Document extract:
____________
• Phillip B. Williams

    December 12, 2024


    This month’s episode of the Sewanee Review Podcast finds poet Phillip B. Williams in conversation with our managing editor Eric Smith about the present moment in American poetry and how archival work can be personal and intimate. Williams delves into how he brought himself back to poetry after a hiatus, and how that informed his newest collection: Mutiny.

    To begin, Williams explains how Mutiny explores craft, imagistic convention, and Black anger, with the discussion reaching toward the preservation of the work of poetic mentors and forebearers. But the heart of their conversation revolves around privilege and suffering: “One is a complaint, and the other one is sometimes a plea: let us live. And there’s this weird way they become convoluted. They’re not equal. They’re not the same. And it’s usually from folks who have no idea what suffering is.” Yet Williams stresses that this conflict often obscures the vivid stylistic skill of so many Black poets. When he says, “Their craft doesn’t reflect their idea of what craft is,” he asserts that craft and identity inform each other in such a way that the exclusion of either in a conversation about poetry perpetuate white, masculine frameworks.
____________
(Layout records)
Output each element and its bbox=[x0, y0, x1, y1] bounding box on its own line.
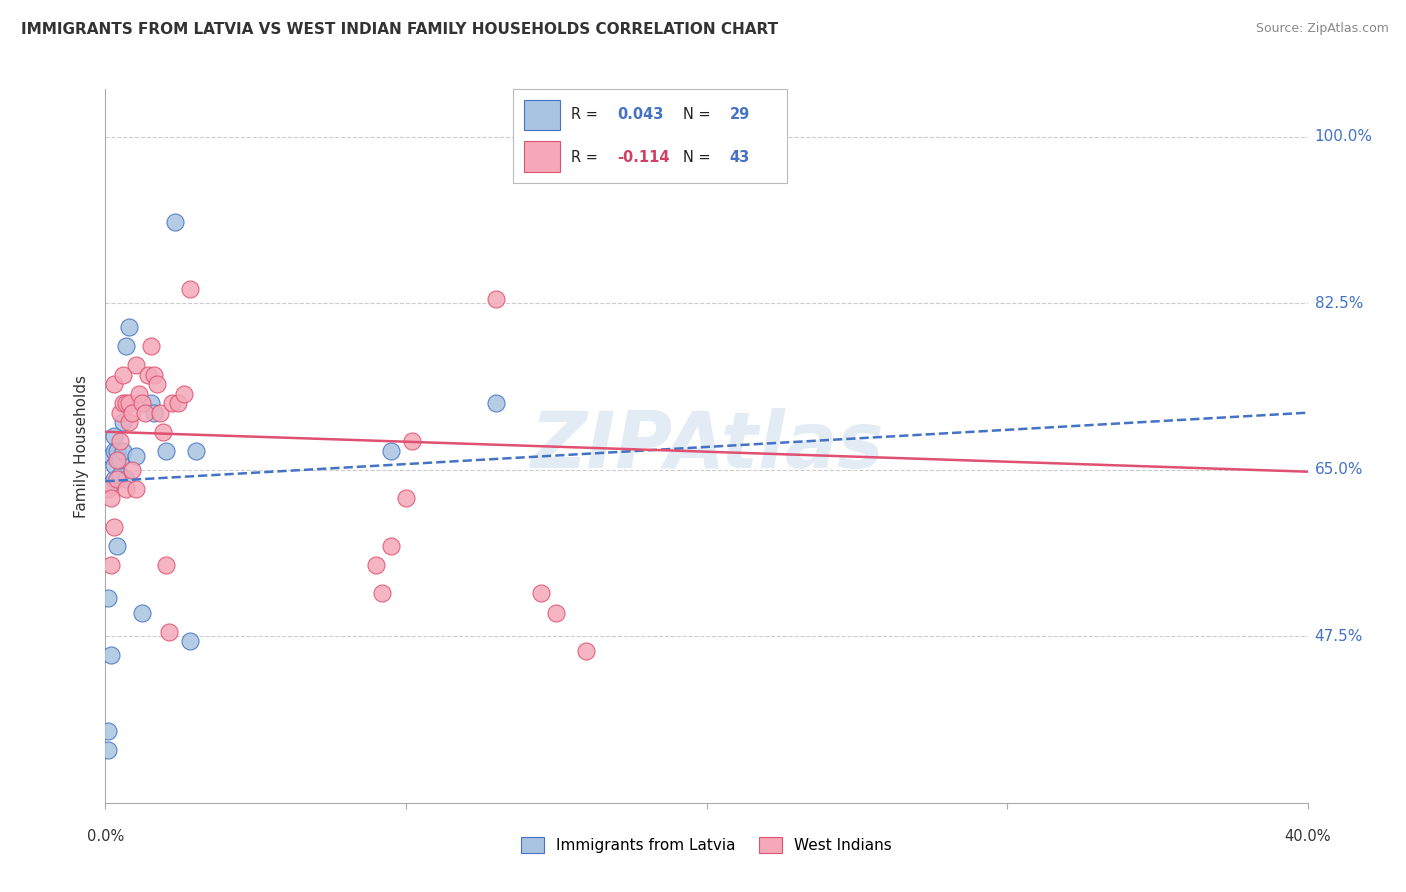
Point bbox=[100, 491, 122, 506]
Point bbox=[118, 415, 141, 429]
Point bbox=[97, 724, 120, 739]
Point bbox=[155, 558, 177, 572]
Point bbox=[121, 463, 143, 477]
Point bbox=[145, 377, 167, 392]
Point bbox=[157, 624, 180, 639]
Point bbox=[121, 406, 143, 420]
Bar bbox=[524, 141, 560, 171]
Point bbox=[142, 368, 165, 382]
Point bbox=[530, 586, 553, 600]
Point bbox=[160, 396, 183, 410]
Point bbox=[166, 396, 188, 410]
Point bbox=[110, 434, 132, 449]
Bar bbox=[524, 100, 560, 130]
Point bbox=[112, 443, 135, 458]
Point bbox=[131, 396, 153, 410]
Text: 82.5%: 82.5% bbox=[1315, 296, 1362, 310]
Point bbox=[115, 482, 138, 496]
Point bbox=[139, 396, 162, 410]
Point bbox=[100, 558, 122, 572]
Point bbox=[401, 434, 423, 449]
Point bbox=[97, 482, 120, 496]
Point bbox=[112, 368, 135, 382]
Text: R =: R = bbox=[571, 150, 602, 165]
Point bbox=[184, 443, 207, 458]
Point bbox=[148, 406, 170, 420]
Point bbox=[115, 472, 138, 486]
Point bbox=[142, 406, 165, 420]
Point bbox=[395, 491, 418, 506]
Point bbox=[107, 539, 129, 553]
Point bbox=[152, 425, 174, 439]
Point bbox=[124, 482, 146, 496]
Point bbox=[128, 386, 150, 401]
Point bbox=[485, 396, 508, 410]
Point bbox=[110, 406, 132, 420]
Text: 0.043: 0.043 bbox=[617, 107, 664, 122]
Point bbox=[118, 320, 141, 334]
Text: 29: 29 bbox=[730, 107, 749, 122]
Point bbox=[103, 458, 125, 472]
Point bbox=[107, 443, 129, 458]
Point bbox=[124, 449, 146, 463]
Point bbox=[97, 743, 120, 757]
Text: 100.0%: 100.0% bbox=[1315, 129, 1372, 145]
Point bbox=[380, 443, 402, 458]
Point bbox=[575, 643, 598, 657]
Point bbox=[110, 453, 132, 467]
Point bbox=[103, 443, 125, 458]
Point bbox=[97, 591, 120, 606]
Point bbox=[364, 558, 387, 572]
Point bbox=[112, 396, 135, 410]
Point bbox=[155, 443, 177, 458]
Point bbox=[546, 606, 568, 620]
Point bbox=[118, 396, 141, 410]
Point bbox=[136, 368, 159, 382]
Point bbox=[485, 292, 508, 306]
Point bbox=[163, 215, 186, 229]
Text: N =: N = bbox=[683, 107, 716, 122]
Point bbox=[380, 539, 402, 553]
Point bbox=[110, 467, 132, 482]
Point bbox=[124, 358, 146, 372]
Point bbox=[107, 453, 129, 467]
Point bbox=[139, 339, 162, 353]
Text: N =: N = bbox=[683, 150, 716, 165]
Legend: Immigrants from Latvia, West Indians: Immigrants from Latvia, West Indians bbox=[515, 831, 898, 859]
Point bbox=[103, 520, 125, 534]
Text: 43: 43 bbox=[730, 150, 749, 165]
Point bbox=[371, 586, 394, 600]
Text: IMMIGRANTS FROM LATVIA VS WEST INDIAN FAMILY HOUSEHOLDS CORRELATION CHART: IMMIGRANTS FROM LATVIA VS WEST INDIAN FA… bbox=[21, 22, 778, 37]
Point bbox=[173, 386, 195, 401]
Point bbox=[112, 415, 135, 429]
Point bbox=[115, 339, 138, 353]
Y-axis label: Family Households: Family Households bbox=[75, 375, 90, 517]
Text: 0.0%: 0.0% bbox=[87, 830, 124, 845]
Point bbox=[103, 377, 125, 392]
Point bbox=[179, 634, 201, 648]
Text: Source: ZipAtlas.com: Source: ZipAtlas.com bbox=[1256, 22, 1389, 36]
Point bbox=[103, 429, 125, 443]
Point bbox=[103, 472, 125, 486]
Text: ZIPAtlas: ZIPAtlas bbox=[530, 408, 883, 484]
Text: 65.0%: 65.0% bbox=[1315, 462, 1362, 477]
Point bbox=[100, 648, 122, 663]
Point bbox=[179, 282, 201, 296]
Text: 47.5%: 47.5% bbox=[1315, 629, 1362, 644]
Text: 40.0%: 40.0% bbox=[1284, 830, 1331, 845]
Text: R =: R = bbox=[571, 107, 602, 122]
Text: -0.114: -0.114 bbox=[617, 150, 669, 165]
Point bbox=[100, 449, 122, 463]
Point bbox=[107, 472, 129, 486]
Point bbox=[100, 477, 122, 491]
Point bbox=[131, 606, 153, 620]
Point bbox=[115, 396, 138, 410]
Point bbox=[134, 406, 156, 420]
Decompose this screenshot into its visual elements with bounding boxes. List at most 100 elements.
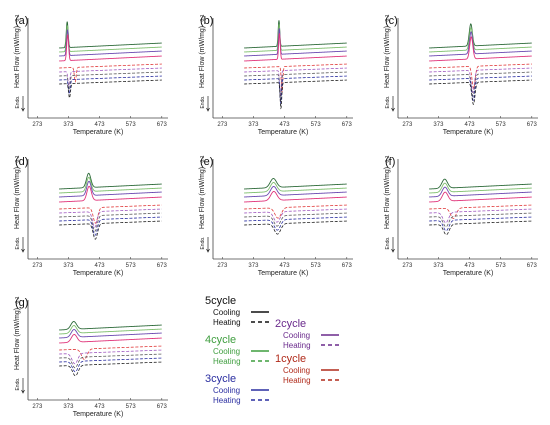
cooling-curve	[59, 329, 162, 339]
cooling-curve	[59, 29, 162, 57]
heating-curve	[59, 67, 162, 87]
heating-curve	[59, 353, 162, 369]
legend-group-title: 3cycle	[205, 373, 236, 385]
endo-label: Endo.	[15, 95, 21, 108]
heating-curve	[59, 204, 162, 224]
heating-curve	[59, 361, 162, 377]
x-tick-label: 373	[433, 263, 444, 269]
legend-heating-label: Heating	[213, 396, 241, 405]
x-tick-label: 473	[280, 122, 291, 128]
x-axis-title: Temperature (K)	[443, 270, 494, 277]
cooling-curve	[59, 325, 162, 335]
x-tick-label: 673	[157, 404, 168, 410]
cooling-curve	[429, 23, 532, 49]
y-axis-title: Heat Flow (mW/mg)	[199, 167, 206, 229]
x-tick-label: 473	[280, 263, 291, 269]
x-tick-label: 673	[157, 263, 168, 269]
x-tick-label: 373	[248, 263, 259, 269]
legend-cooling-label: Cooling	[283, 366, 310, 375]
heating-curve	[429, 216, 532, 232]
x-tick-label: 473	[465, 263, 476, 269]
x-tick-label: 273	[32, 263, 43, 269]
x-tick-label: 273	[32, 404, 43, 410]
x-tick-label: 273	[217, 122, 228, 128]
heating-curve	[244, 204, 347, 219]
heating-curve	[59, 357, 162, 373]
chart-panel-2: 273 373 473 573 673 Temperature (K) Heat Flow …	[384, 14, 538, 136]
endo-arrow-icon	[21, 378, 25, 394]
legend-cooling-label: Cooling	[213, 308, 240, 317]
endo-arrow-icon	[391, 237, 395, 253]
legend-group-title: 5cycle	[205, 295, 236, 307]
legend-group-title: 1cycle	[275, 353, 306, 365]
y-axis-title: Heat Flow (mW/mg)	[14, 26, 21, 88]
heating-curve	[59, 349, 162, 365]
heating-curve	[429, 75, 532, 102]
heating-curve	[244, 75, 347, 105]
heating-curve	[244, 63, 347, 93]
chart-panel-3: 273 373 473 573 673 Temperature (K) Heat Flow …	[14, 155, 168, 277]
endo-arrow-icon	[206, 237, 210, 253]
y-axis-title: Heat Flow (mW/mg)	[199, 26, 206, 88]
heating-curve	[429, 63, 532, 90]
heating-curve	[429, 204, 532, 219]
cooling-curve	[244, 191, 347, 203]
heating-curve	[59, 79, 162, 99]
cooling-curve	[244, 28, 347, 57]
endo-label: Endo.	[200, 236, 206, 249]
x-tick-label: 673	[342, 122, 353, 128]
cooling-curve	[429, 182, 532, 194]
panel-label: (e)	[200, 156, 213, 168]
heating-curve	[59, 208, 162, 228]
x-tick-label: 473	[95, 404, 106, 410]
y-axis-title: Heat Flow (mW/mg)	[14, 167, 21, 229]
cooling-curve	[59, 180, 162, 198]
panel-label: (d)	[15, 156, 28, 168]
legend-heating-label: Heating	[283, 376, 311, 385]
scale-label: 0.1	[385, 155, 391, 162]
x-axis-title: Temperature (K)	[73, 129, 124, 136]
scale-label: 0.1	[200, 14, 206, 21]
x-tick-label: 473	[95, 122, 106, 128]
x-axis-title: Temperature (K)	[258, 129, 309, 136]
cooling-curve	[429, 36, 532, 62]
heating-curve	[244, 79, 347, 110]
y-axis-title: Heat Flow (mW/mg)	[384, 167, 391, 229]
heating-curve	[244, 71, 347, 101]
x-tick-label: 373	[63, 122, 74, 128]
scale-label: 0.1	[385, 14, 391, 21]
cooling-curve	[59, 172, 162, 190]
cooling-curve	[59, 176, 162, 194]
endo-label: Endo.	[385, 95, 391, 108]
cooling-curve	[244, 182, 347, 194]
heating-curve	[429, 67, 532, 93]
x-tick-label: 273	[32, 122, 43, 128]
x-tick-label: 673	[527, 122, 538, 128]
cooling-curve	[59, 185, 162, 203]
heating-curve	[244, 67, 347, 98]
heating-curve	[244, 216, 347, 231]
scale-label: 0.1	[15, 296, 21, 303]
cooling-curve	[244, 20, 347, 49]
x-tick-label: 573	[496, 263, 507, 269]
heating-curve	[244, 212, 347, 227]
x-tick-label: 573	[126, 263, 137, 269]
heating-curve	[429, 208, 532, 224]
x-axis-title: Temperature (K)	[73, 411, 124, 418]
endo-label: Endo.	[200, 95, 206, 108]
endo-arrow-icon	[21, 96, 25, 112]
cooling-curve	[59, 321, 162, 331]
chart-panel-1: 273 373 473 573 673 Temperature (K) Heat Flow …	[199, 14, 353, 136]
cooling-curve	[429, 27, 532, 53]
legend-cooling-label: Cooling	[283, 331, 310, 340]
cooling-curve	[59, 34, 162, 62]
x-tick-label: 573	[126, 404, 137, 410]
endo-arrow-icon	[21, 237, 25, 253]
cooling-curve	[244, 186, 347, 198]
cooling-curve	[429, 31, 532, 57]
legend-group-title: 2cycle	[275, 318, 306, 330]
x-tick-label: 673	[527, 263, 538, 269]
x-tick-label: 573	[311, 122, 322, 128]
x-axis-title: Temperature (K)	[73, 270, 124, 277]
panel-label: (b)	[200, 15, 213, 27]
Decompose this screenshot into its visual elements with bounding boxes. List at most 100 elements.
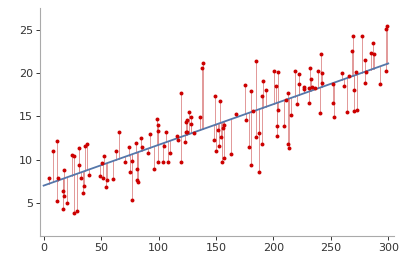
Point bbox=[348, 49, 354, 53]
Point bbox=[187, 115, 194, 119]
Point bbox=[282, 98, 288, 102]
Point bbox=[182, 120, 188, 124]
Point bbox=[311, 86, 318, 90]
Point bbox=[173, 134, 180, 139]
Point bbox=[221, 122, 227, 127]
Point bbox=[213, 149, 219, 153]
Point bbox=[103, 177, 109, 182]
Point bbox=[155, 129, 161, 133]
Point bbox=[183, 118, 189, 122]
Point bbox=[343, 110, 350, 114]
Point bbox=[70, 154, 77, 158]
Point bbox=[350, 88, 356, 92]
Point bbox=[161, 144, 167, 149]
Point bbox=[188, 122, 194, 126]
Point bbox=[338, 71, 344, 75]
Point bbox=[138, 145, 145, 149]
Point bbox=[146, 132, 152, 136]
Point bbox=[128, 198, 135, 202]
Point bbox=[162, 130, 169, 134]
Point bbox=[129, 159, 136, 163]
Point bbox=[101, 154, 107, 158]
Point bbox=[84, 142, 91, 146]
Point bbox=[78, 176, 84, 180]
Point bbox=[376, 82, 382, 86]
Point bbox=[178, 160, 184, 164]
Point bbox=[227, 152, 233, 156]
Point bbox=[358, 34, 364, 38]
Point bbox=[81, 184, 87, 188]
Point bbox=[199, 61, 205, 66]
Point bbox=[361, 81, 367, 85]
Point bbox=[82, 144, 89, 148]
Point bbox=[307, 77, 314, 81]
Point bbox=[308, 85, 315, 90]
Point bbox=[211, 138, 217, 142]
Point bbox=[249, 109, 256, 113]
Point bbox=[150, 167, 157, 171]
Point bbox=[184, 130, 190, 134]
Point bbox=[285, 146, 291, 150]
Point bbox=[245, 145, 252, 150]
Point bbox=[219, 125, 225, 130]
Point bbox=[218, 160, 225, 164]
Point bbox=[247, 88, 253, 93]
Point bbox=[350, 109, 357, 113]
Point bbox=[137, 136, 144, 140]
Point bbox=[383, 23, 389, 28]
Point bbox=[382, 27, 388, 31]
Point bbox=[295, 72, 302, 76]
Point bbox=[50, 149, 56, 153]
Point bbox=[155, 160, 161, 164]
Point bbox=[314, 68, 320, 73]
Point bbox=[232, 112, 239, 117]
Point bbox=[247, 162, 253, 167]
Point bbox=[274, 108, 281, 112]
Point bbox=[220, 156, 226, 161]
Point bbox=[241, 83, 248, 87]
Point bbox=[109, 176, 115, 181]
Point bbox=[269, 69, 276, 73]
Point bbox=[258, 142, 264, 146]
Point bbox=[132, 141, 139, 145]
Point bbox=[273, 70, 280, 74]
Point bbox=[125, 145, 132, 149]
Point bbox=[361, 58, 368, 62]
Point bbox=[300, 85, 306, 90]
Point bbox=[305, 85, 312, 90]
Point bbox=[317, 52, 323, 57]
Point bbox=[255, 170, 261, 175]
Point bbox=[199, 65, 205, 70]
Point bbox=[318, 71, 325, 75]
Point bbox=[306, 66, 313, 70]
Point bbox=[280, 123, 287, 128]
Point bbox=[306, 100, 312, 105]
Point bbox=[291, 69, 297, 73]
Point bbox=[98, 161, 105, 165]
Point bbox=[352, 107, 359, 112]
Point bbox=[369, 41, 375, 45]
Point bbox=[329, 82, 336, 86]
Point bbox=[370, 52, 376, 57]
Point bbox=[54, 139, 61, 143]
Point bbox=[352, 69, 358, 74]
Point bbox=[133, 167, 140, 172]
Point bbox=[196, 115, 203, 119]
Point bbox=[122, 159, 128, 164]
Point bbox=[262, 87, 269, 92]
Point bbox=[272, 84, 278, 89]
Point bbox=[174, 138, 181, 142]
Point bbox=[215, 127, 221, 132]
Point bbox=[73, 209, 80, 214]
Point bbox=[367, 51, 373, 55]
Point bbox=[61, 168, 67, 172]
Point bbox=[345, 74, 352, 78]
Point bbox=[99, 176, 105, 180]
Point bbox=[178, 91, 184, 95]
Point bbox=[293, 102, 300, 106]
Point bbox=[295, 82, 302, 87]
Point bbox=[102, 185, 109, 189]
Point bbox=[144, 151, 150, 155]
Point bbox=[116, 130, 122, 134]
Point bbox=[318, 81, 325, 85]
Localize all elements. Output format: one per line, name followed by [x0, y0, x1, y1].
____________
Tasks and exercises:
A – According to the podcast summary on Phillip B. Williams, what is the title of his newest collection?
B – Duplicate the stretch of the podcast summary from "This month’s episode" through "newest collection: Mutiny.".
C – Extend the podcast summary on Phillip B. Williams with the next part, beginning where it ends.

Responses per task:
A – Mutiny

B –
This month’s episode of the Sewanee Review Podcast finds poet Phillip B. Williams in conversation with our managing editor Eric Smith about the present moment in American poetry and how archival work can be personal and intimate. Williams delves into how he brought himself back to poetry after a hiatus, and how that informed his newest collection: Mutiny.

C –
    Phillip B. Williams is from Chicago. He is the author of the books Mutiny (Penguin 2021) and Thief in the Interior (Alice James Books 2016). Williams has received a 2017 Whiting Award and the 2017 Kate Tufts Discovery Award. He currently teaches at Bennington College and is a member of the founding faculty for the Randolph College low-residency MFA program in creative writing.

    The Sewanee Review Podcast is recorded in the Ralston Listening Room at the University of the South. This episode is produced by Carlos Zayas-Pons and edited by ProPodcast Solutions with music by Annie Bowers. Don’t miss any of our conversations with some of today’s best writers. Subscribe to the Sewanee Review Podcast on Apple Podcasts and Spotify.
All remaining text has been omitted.